▸ What needs to be done
Using the listing below, extract each line that has the word "постановления" in it.

** Begin Material **

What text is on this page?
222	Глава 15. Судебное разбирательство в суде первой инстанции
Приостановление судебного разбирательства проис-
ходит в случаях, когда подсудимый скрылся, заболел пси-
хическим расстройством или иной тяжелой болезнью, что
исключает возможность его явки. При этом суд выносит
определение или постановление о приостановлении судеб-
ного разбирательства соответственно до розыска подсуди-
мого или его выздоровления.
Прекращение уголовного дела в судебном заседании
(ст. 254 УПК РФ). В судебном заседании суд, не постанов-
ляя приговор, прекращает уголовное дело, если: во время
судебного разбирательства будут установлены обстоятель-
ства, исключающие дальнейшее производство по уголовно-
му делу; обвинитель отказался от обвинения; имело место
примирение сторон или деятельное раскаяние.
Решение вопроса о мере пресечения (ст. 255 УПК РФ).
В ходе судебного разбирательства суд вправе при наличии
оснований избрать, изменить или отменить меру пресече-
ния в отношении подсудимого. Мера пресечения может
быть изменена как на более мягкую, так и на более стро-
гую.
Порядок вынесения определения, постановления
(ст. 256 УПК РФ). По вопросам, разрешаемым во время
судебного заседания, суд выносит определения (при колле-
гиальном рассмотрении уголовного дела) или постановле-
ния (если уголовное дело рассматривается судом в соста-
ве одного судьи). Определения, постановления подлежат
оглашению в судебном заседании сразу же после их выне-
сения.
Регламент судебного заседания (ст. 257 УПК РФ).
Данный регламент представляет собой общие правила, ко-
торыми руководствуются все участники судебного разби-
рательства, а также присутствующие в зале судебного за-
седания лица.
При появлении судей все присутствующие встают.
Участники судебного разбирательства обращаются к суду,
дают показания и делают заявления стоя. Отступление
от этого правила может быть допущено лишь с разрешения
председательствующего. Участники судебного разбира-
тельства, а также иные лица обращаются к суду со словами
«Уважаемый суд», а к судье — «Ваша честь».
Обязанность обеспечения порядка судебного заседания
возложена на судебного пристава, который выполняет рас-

** End Material **

▸ Correct result
Порядок вынесения определения, постановления
ве одного судьи). Определения, постановления подлежат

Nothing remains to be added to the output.